* **About this task**: Set down a true copy of the data, with all pictures left out.

####

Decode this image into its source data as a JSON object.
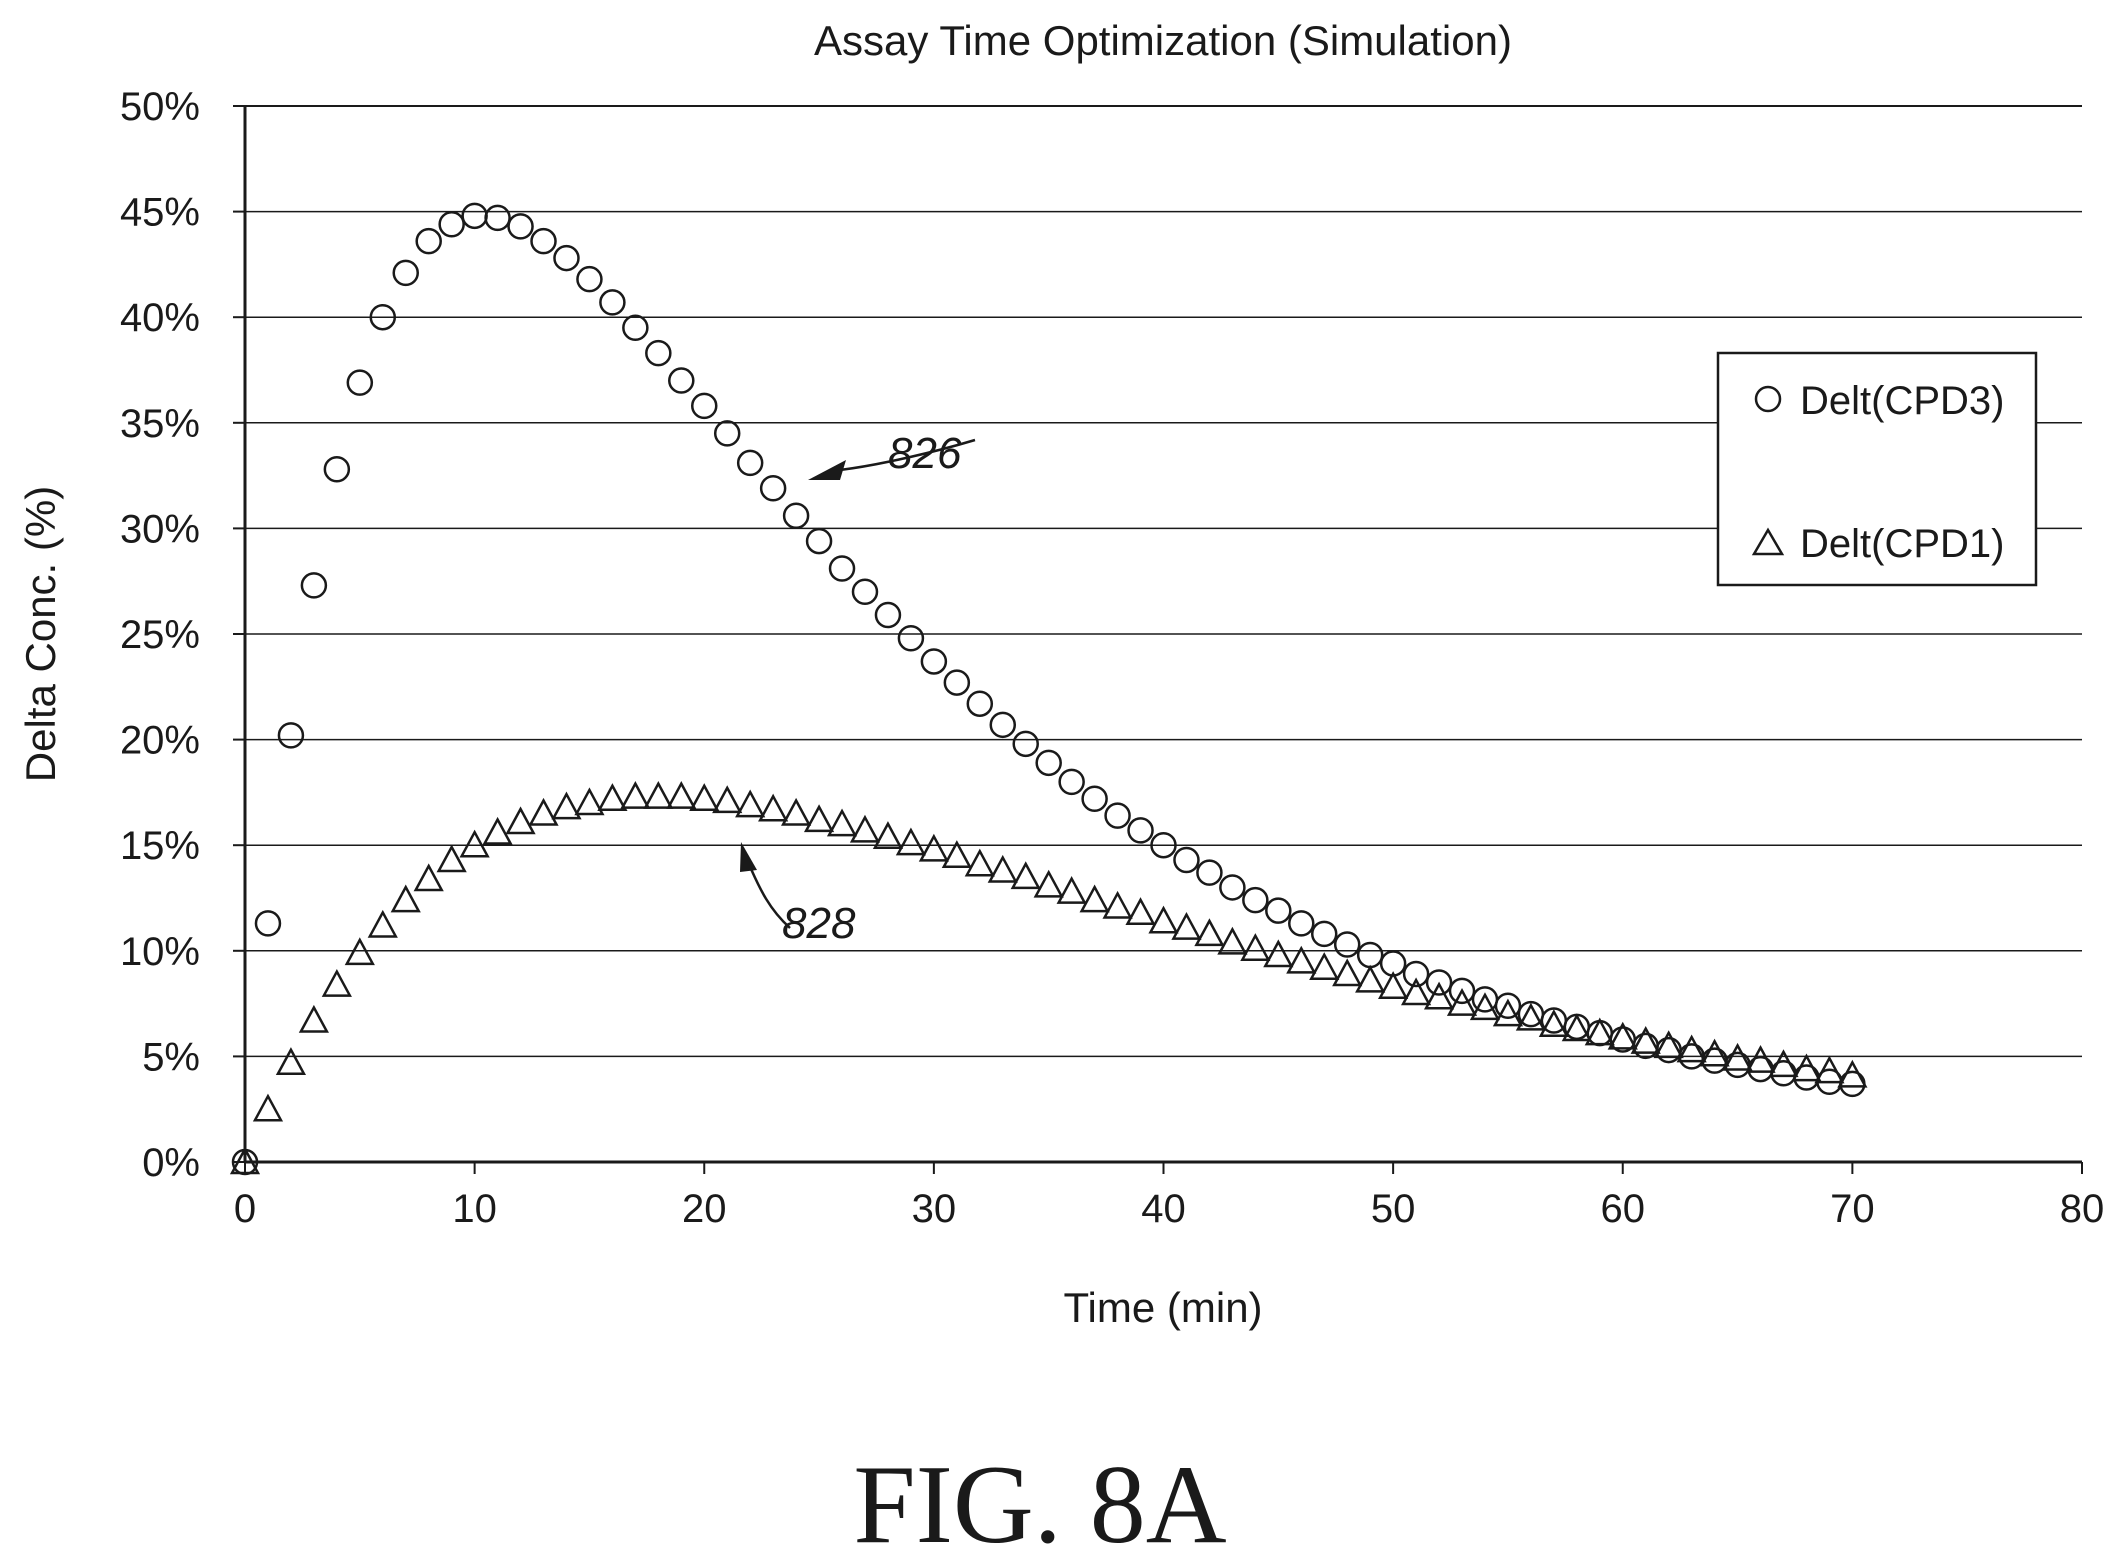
{
  "chart_data": {
    "type": "scatter",
    "title": "Assay Time Optimization (Simulation)",
    "xlabel": "Time (min)",
    "ylabel": "Delta Conc. (%)",
    "xlim": [
      0,
      80
    ],
    "ylim": [
      0,
      50
    ],
    "x_ticks": [
      "0",
      "10",
      "20",
      "30",
      "40",
      "50",
      "60",
      "70",
      "80"
    ],
    "y_ticks": [
      "0%",
      "5%",
      "10%",
      "15%",
      "20%",
      "25%",
      "30%",
      "35%",
      "40%",
      "45%",
      "50%"
    ],
    "grid": "horizontal",
    "legend_position": "right",
    "series": [
      {
        "name": "Delt(CPD3)",
        "marker": "circle",
        "x": [
          0,
          1,
          2,
          3,
          4,
          5,
          6,
          7,
          8,
          9,
          10,
          11,
          12,
          13,
          14,
          15,
          16,
          17,
          18,
          19,
          20,
          21,
          22,
          23,
          24,
          25,
          26,
          27,
          28,
          29,
          30,
          31,
          32,
          33,
          34,
          35,
          36,
          37,
          38,
          39,
          40,
          41,
          42,
          43,
          44,
          45,
          46,
          47,
          48,
          49,
          50,
          51,
          52,
          53,
          54,
          55,
          56,
          57,
          58,
          59,
          60,
          61,
          62,
          63,
          64,
          65,
          66,
          67,
          68,
          69,
          70
        ],
        "y": [
          0,
          11.3,
          20.2,
          27.3,
          32.8,
          36.9,
          40.0,
          42.1,
          43.6,
          44.4,
          44.8,
          44.7,
          44.3,
          43.6,
          42.8,
          41.8,
          40.7,
          39.5,
          38.3,
          37.0,
          35.8,
          34.5,
          33.1,
          31.9,
          30.6,
          29.4,
          28.1,
          27.0,
          25.9,
          24.8,
          23.7,
          22.7,
          21.7,
          20.7,
          19.8,
          18.9,
          18.0,
          17.2,
          16.4,
          15.7,
          15.0,
          14.3,
          13.7,
          13.0,
          12.4,
          11.9,
          11.3,
          10.8,
          10.3,
          9.8,
          9.4,
          8.9,
          8.5,
          8.1,
          7.7,
          7.4,
          7.0,
          6.7,
          6.4,
          6.1,
          5.8,
          5.5,
          5.3,
          5.0,
          4.8,
          4.6,
          4.4,
          4.2,
          4.0,
          3.8,
          3.7
        ]
      },
      {
        "name": "Delt(CPD1)",
        "marker": "triangle",
        "x": [
          0,
          1,
          2,
          3,
          4,
          5,
          6,
          7,
          8,
          9,
          10,
          11,
          12,
          13,
          14,
          15,
          16,
          17,
          18,
          19,
          20,
          21,
          22,
          23,
          24,
          25,
          26,
          27,
          28,
          29,
          30,
          31,
          32,
          33,
          34,
          35,
          36,
          37,
          38,
          39,
          40,
          41,
          42,
          43,
          44,
          45,
          46,
          47,
          48,
          49,
          50,
          51,
          52,
          53,
          54,
          55,
          56,
          57,
          58,
          59,
          60,
          61,
          62,
          63,
          64,
          65,
          66,
          67,
          68,
          69,
          70
        ],
        "y": [
          0,
          2.5,
          4.7,
          6.7,
          8.4,
          9.9,
          11.2,
          12.4,
          13.4,
          14.3,
          15.0,
          15.6,
          16.1,
          16.5,
          16.8,
          17.0,
          17.2,
          17.3,
          17.3,
          17.3,
          17.2,
          17.1,
          16.9,
          16.7,
          16.5,
          16.2,
          16.0,
          15.7,
          15.4,
          15.1,
          14.8,
          14.5,
          14.1,
          13.8,
          13.5,
          13.1,
          12.8,
          12.4,
          12.1,
          11.8,
          11.4,
          11.1,
          10.8,
          10.4,
          10.1,
          9.8,
          9.5,
          9.2,
          8.9,
          8.6,
          8.3,
          8.0,
          7.8,
          7.5,
          7.3,
          7.0,
          6.8,
          6.5,
          6.3,
          6.1,
          5.9,
          5.7,
          5.5,
          5.3,
          5.1,
          4.9,
          4.8,
          4.6,
          4.4,
          4.3,
          4.1
        ]
      }
    ],
    "annotations": [
      {
        "text": "826",
        "x": 28,
        "y": 34
      },
      {
        "text": "828",
        "x": 25,
        "y": 11.5
      }
    ]
  },
  "figure": {
    "caption": "FIG. 8A"
  }
}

####

* **Problem solution**:
Decode this image into its source data as a JSON object.
{
  "chart_data": {
    "type": "scatter",
    "title": "Assay Time Optimization (Simulation)",
    "xlabel": "Time (min)",
    "ylabel": "Delta Conc. (%)",
    "xlim": [
      0,
      80
    ],
    "ylim": [
      0,
      50
    ],
    "x_ticks": [
      "0",
      "10",
      "20",
      "30",
      "40",
      "50",
      "60",
      "70",
      "80"
    ],
    "y_ticks": [
      "0%",
      "5%",
      "10%",
      "15%",
      "20%",
      "25%",
      "30%",
      "35%",
      "40%",
      "45%",
      "50%"
    ],
    "grid": "horizontal",
    "legend_position": "right",
    "series": [
      {
        "name": "Delt(CPD3)",
        "marker": "circle",
        "x": [
          0,
          1,
          2,
          3,
          4,
          5,
          6,
          7,
          8,
          9,
          10,
          11,
          12,
          13,
          14,
          15,
          16,
          17,
          18,
          19,
          20,
          21,
          22,
          23,
          24,
          25,
          26,
          27,
          28,
          29,
          30,
          31,
          32,
          33,
          34,
          35,
          36,
          37,
          38,
          39,
          40,
          41,
          42,
          43,
          44,
          45,
          46,
          47,
          48,
          49,
          50,
          51,
          52,
          53,
          54,
          55,
          56,
          57,
          58,
          59,
          60,
          61,
          62,
          63,
          64,
          65,
          66,
          67,
          68,
          69,
          70
        ],
        "y": [
          0,
          11.3,
          20.2,
          27.3,
          32.8,
          36.9,
          40.0,
          42.1,
          43.6,
          44.4,
          44.8,
          44.7,
          44.3,
          43.6,
          42.8,
          41.8,
          40.7,
          39.5,
          38.3,
          37.0,
          35.8,
          34.5,
          33.1,
          31.9,
          30.6,
          29.4,
          28.1,
          27.0,
          25.9,
          24.8,
          23.7,
          22.7,
          21.7,
          20.7,
          19.8,
          18.9,
          18.0,
          17.2,
          16.4,
          15.7,
          15.0,
          14.3,
          13.7,
          13.0,
          12.4,
          11.9,
          11.3,
          10.8,
          10.3,
          9.8,
          9.4,
          8.9,
          8.5,
          8.1,
          7.7,
          7.4,
          7.0,
          6.7,
          6.4,
          6.1,
          5.8,
          5.5,
          5.3,
          5.0,
          4.8,
          4.6,
          4.4,
          4.2,
          4.0,
          3.8,
          3.7
        ]
      },
      {
        "name": "Delt(CPD1)",
        "marker": "triangle",
        "x": [
          0,
          1,
          2,
          3,
          4,
          5,
          6,
          7,
          8,
          9,
          10,
          11,
          12,
          13,
          14,
          15,
          16,
          17,
          18,
          19,
          20,
          21,
          22,
          23,
          24,
          25,
          26,
          27,
          28,
          29,
          30,
          31,
          32,
          33,
          34,
          35,
          36,
          37,
          38,
          39,
          40,
          41,
          42,
          43,
          44,
          45,
          46,
          47,
          48,
          49,
          50,
          51,
          52,
          53,
          54,
          55,
          56,
          57,
          58,
          59,
          60,
          61,
          62,
          63,
          64,
          65,
          66,
          67,
          68,
          69,
          70
        ],
        "y": [
          0,
          2.5,
          4.7,
          6.7,
          8.4,
          9.9,
          11.2,
          12.4,
          13.4,
          14.3,
          15.0,
          15.6,
          16.1,
          16.5,
          16.8,
          17.0,
          17.2,
          17.3,
          17.3,
          17.3,
          17.2,
          17.1,
          16.9,
          16.7,
          16.5,
          16.2,
          16.0,
          15.7,
          15.4,
          15.1,
          14.8,
          14.5,
          14.1,
          13.8,
          13.5,
          13.1,
          12.8,
          12.4,
          12.1,
          11.8,
          11.4,
          11.1,
          10.8,
          10.4,
          10.1,
          9.8,
          9.5,
          9.2,
          8.9,
          8.6,
          8.3,
          8.0,
          7.8,
          7.5,
          7.3,
          7.0,
          6.8,
          6.5,
          6.3,
          6.1,
          5.9,
          5.7,
          5.5,
          5.3,
          5.1,
          4.9,
          4.8,
          4.6,
          4.4,
          4.3,
          4.1
        ]
      }
    ],
    "annotations": [
      {
        "text": "826",
        "x": 28,
        "y": 34
      },
      {
        "text": "828",
        "x": 25,
        "y": 11.5
      }
    ]
  },
  "figure": {
    "caption": "FIG. 8A"
  }
}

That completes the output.